## Exercise goal
Please reproduce the listing below word for word, beginning at the line that has "Enumerate the UI" and stopping after the line that has "Text: total de", with nothing else.

## START Record list

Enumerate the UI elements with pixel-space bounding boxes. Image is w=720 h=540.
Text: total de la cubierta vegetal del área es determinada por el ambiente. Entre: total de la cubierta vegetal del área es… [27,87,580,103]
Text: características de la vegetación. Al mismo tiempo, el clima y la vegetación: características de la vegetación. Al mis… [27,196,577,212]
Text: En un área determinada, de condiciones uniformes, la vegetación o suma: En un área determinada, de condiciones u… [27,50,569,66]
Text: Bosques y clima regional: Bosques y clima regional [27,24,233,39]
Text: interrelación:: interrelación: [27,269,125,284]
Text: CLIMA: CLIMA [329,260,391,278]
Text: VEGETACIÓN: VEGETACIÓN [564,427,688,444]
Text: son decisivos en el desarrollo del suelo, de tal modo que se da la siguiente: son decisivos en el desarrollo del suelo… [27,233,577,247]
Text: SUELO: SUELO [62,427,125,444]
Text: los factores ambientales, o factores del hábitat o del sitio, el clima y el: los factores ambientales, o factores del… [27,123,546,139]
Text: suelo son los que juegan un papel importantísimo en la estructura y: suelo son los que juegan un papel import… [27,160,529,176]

## END Record list
## START Record list

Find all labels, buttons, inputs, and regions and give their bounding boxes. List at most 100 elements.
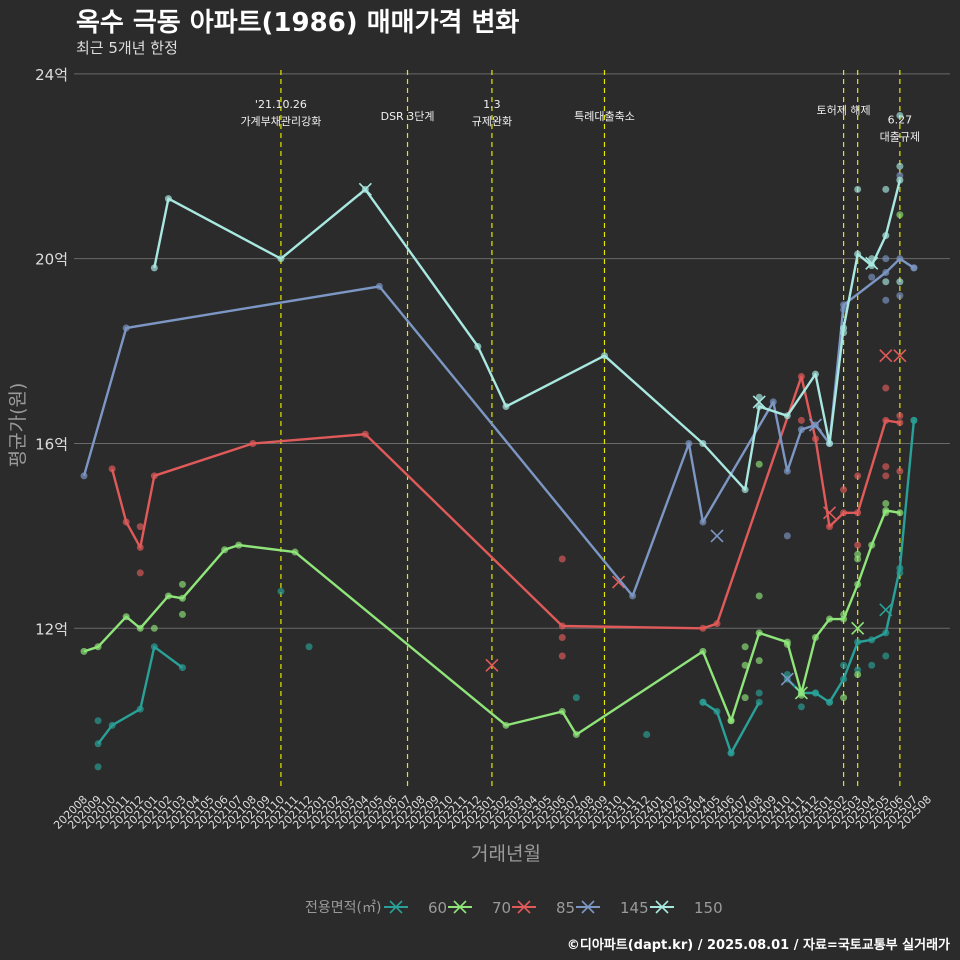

## END Record list
## START Record list

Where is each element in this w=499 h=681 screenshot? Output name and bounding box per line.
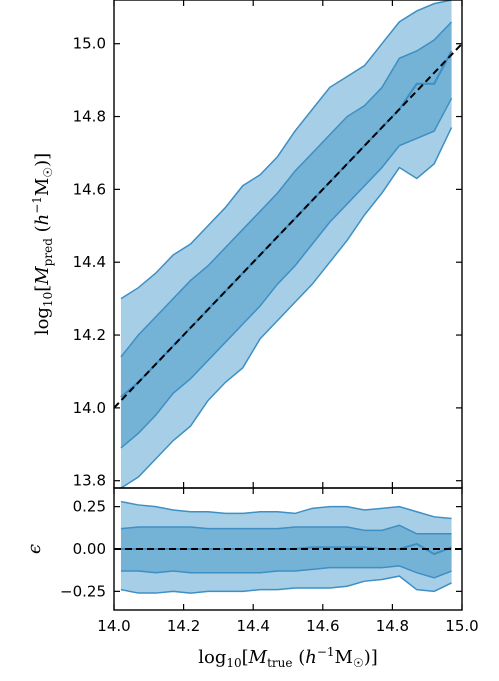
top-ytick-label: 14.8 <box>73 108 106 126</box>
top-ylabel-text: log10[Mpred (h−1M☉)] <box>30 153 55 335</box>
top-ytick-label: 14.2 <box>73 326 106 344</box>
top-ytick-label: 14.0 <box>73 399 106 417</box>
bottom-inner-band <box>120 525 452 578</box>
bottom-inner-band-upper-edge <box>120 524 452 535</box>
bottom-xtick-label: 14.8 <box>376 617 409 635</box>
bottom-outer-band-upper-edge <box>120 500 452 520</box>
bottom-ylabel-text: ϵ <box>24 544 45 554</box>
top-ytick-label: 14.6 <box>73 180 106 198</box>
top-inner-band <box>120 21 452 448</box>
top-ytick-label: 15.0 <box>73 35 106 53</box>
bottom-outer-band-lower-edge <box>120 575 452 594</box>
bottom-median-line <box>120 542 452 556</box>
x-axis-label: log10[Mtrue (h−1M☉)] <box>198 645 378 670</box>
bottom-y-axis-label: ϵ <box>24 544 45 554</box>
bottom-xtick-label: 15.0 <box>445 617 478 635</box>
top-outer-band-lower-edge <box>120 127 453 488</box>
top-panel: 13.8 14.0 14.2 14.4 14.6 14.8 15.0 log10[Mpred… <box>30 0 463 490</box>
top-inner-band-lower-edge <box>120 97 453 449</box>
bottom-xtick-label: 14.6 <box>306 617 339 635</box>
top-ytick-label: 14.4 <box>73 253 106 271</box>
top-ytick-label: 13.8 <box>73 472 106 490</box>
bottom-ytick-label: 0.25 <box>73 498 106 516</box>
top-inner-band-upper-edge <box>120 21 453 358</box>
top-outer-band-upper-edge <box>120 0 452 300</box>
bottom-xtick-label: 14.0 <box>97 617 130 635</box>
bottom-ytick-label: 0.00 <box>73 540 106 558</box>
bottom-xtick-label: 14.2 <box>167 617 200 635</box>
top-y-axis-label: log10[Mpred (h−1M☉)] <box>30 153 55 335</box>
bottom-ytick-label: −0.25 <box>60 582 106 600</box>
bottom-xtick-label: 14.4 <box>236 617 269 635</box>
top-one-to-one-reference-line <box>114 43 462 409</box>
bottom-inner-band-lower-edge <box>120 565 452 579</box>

## END Record list

## Final answer
Enumerate the UI elements with pixel-space bounding boxes. Image is w=720 h=540.
Text: total de la cubierta vegetal del área es determinada por el ambiente. Entre: total de la cubierta vegetal del área es… [27,87,580,103]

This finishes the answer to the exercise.